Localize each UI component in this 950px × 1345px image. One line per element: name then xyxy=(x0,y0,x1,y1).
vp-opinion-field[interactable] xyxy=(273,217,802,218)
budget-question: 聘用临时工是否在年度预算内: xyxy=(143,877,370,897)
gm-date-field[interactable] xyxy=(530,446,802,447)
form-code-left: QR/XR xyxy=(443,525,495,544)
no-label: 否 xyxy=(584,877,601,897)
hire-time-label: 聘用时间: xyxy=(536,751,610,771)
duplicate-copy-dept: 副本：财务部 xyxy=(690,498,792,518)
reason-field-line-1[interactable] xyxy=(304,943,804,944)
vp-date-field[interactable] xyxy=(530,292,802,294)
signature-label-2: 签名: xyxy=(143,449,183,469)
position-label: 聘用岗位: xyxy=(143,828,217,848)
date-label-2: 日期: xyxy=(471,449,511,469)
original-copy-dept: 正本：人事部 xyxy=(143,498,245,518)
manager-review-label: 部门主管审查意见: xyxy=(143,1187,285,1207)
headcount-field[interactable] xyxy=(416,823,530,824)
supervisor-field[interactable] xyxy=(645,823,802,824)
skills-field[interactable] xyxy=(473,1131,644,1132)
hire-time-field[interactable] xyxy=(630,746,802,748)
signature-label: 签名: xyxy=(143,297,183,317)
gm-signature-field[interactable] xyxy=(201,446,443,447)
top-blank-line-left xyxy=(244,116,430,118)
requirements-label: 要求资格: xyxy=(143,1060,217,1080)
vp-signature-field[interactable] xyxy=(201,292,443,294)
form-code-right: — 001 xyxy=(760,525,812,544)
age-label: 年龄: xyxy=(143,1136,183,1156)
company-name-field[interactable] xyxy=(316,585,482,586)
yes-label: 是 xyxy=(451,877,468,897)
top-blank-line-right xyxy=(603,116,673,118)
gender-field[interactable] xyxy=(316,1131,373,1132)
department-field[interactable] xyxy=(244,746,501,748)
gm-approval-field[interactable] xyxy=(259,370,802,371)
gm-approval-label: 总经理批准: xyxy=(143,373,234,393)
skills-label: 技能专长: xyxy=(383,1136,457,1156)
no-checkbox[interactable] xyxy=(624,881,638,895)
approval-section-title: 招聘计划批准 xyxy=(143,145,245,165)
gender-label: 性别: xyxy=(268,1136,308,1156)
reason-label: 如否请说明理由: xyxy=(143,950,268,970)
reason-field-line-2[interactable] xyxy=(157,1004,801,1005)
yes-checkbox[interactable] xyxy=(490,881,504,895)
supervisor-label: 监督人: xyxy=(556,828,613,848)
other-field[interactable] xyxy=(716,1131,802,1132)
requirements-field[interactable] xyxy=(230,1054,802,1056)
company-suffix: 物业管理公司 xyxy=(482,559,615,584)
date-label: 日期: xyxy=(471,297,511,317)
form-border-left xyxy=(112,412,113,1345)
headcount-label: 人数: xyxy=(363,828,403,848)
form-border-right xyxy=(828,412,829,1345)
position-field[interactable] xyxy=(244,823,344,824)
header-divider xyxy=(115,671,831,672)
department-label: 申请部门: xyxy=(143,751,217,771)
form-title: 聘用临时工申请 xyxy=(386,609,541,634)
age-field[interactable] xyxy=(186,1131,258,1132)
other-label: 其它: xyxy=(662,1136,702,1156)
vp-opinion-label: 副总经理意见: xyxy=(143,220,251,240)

------------------------------------------------

Given instruction = Rewrite the data from its first line through the line containing "no-checkbox[interactable] xyxy=(624,881,638,895)", swapping "signature" for "sign" and keeping everything else the same.

Answer =
Localize each UI component in this 950px × 1345px image. One line per element: name then xyxy=(x0,y0,x1,y1).
vp-opinion-field[interactable] xyxy=(273,217,802,218)
budget-question: 聘用临时工是否在年度预算内: xyxy=(143,877,370,897)
gm-date-field[interactable] xyxy=(530,446,802,447)
form-code-left: QR/XR xyxy=(443,525,495,544)
no-label: 否 xyxy=(584,877,601,897)
hire-time-label: 聘用时间: xyxy=(536,751,610,771)
duplicate-copy-dept: 副本：财务部 xyxy=(690,498,792,518)
reason-field-line-1[interactable] xyxy=(304,943,804,944)
vp-date-field[interactable] xyxy=(530,292,802,294)
sign-label-2: 签名: xyxy=(143,449,183,469)
position-label: 聘用岗位: xyxy=(143,828,217,848)
date-label-2: 日期: xyxy=(471,449,511,469)
original-copy-dept: 正本：人事部 xyxy=(143,498,245,518)
manager-review-label: 部门主管审查意见: xyxy=(143,1187,285,1207)
headcount-field[interactable] xyxy=(416,823,530,824)
supervisor-field[interactable] xyxy=(645,823,802,824)
skills-field[interactable] xyxy=(473,1131,644,1132)
hire-time-field[interactable] xyxy=(630,746,802,748)
sign-label: 签名: xyxy=(143,297,183,317)
gm-sign-field[interactable] xyxy=(201,446,443,447)
top-blank-line-left xyxy=(244,116,430,118)
requirements-label: 要求资格: xyxy=(143,1060,217,1080)
vp-sign-field[interactable] xyxy=(201,292,443,294)
form-code-right: — 001 xyxy=(760,525,812,544)
age-label: 年龄: xyxy=(143,1136,183,1156)
company-name-field[interactable] xyxy=(316,585,482,586)
yes-label: 是 xyxy=(451,877,468,897)
top-blank-line-right xyxy=(603,116,673,118)
gender-field[interactable] xyxy=(316,1131,373,1132)
department-field[interactable] xyxy=(244,746,501,748)
gm-approval-field[interactable] xyxy=(259,370,802,371)
gm-approval-label: 总经理批准: xyxy=(143,373,234,393)
skills-label: 技能专长: xyxy=(383,1136,457,1156)
no-checkbox[interactable] xyxy=(624,881,638,895)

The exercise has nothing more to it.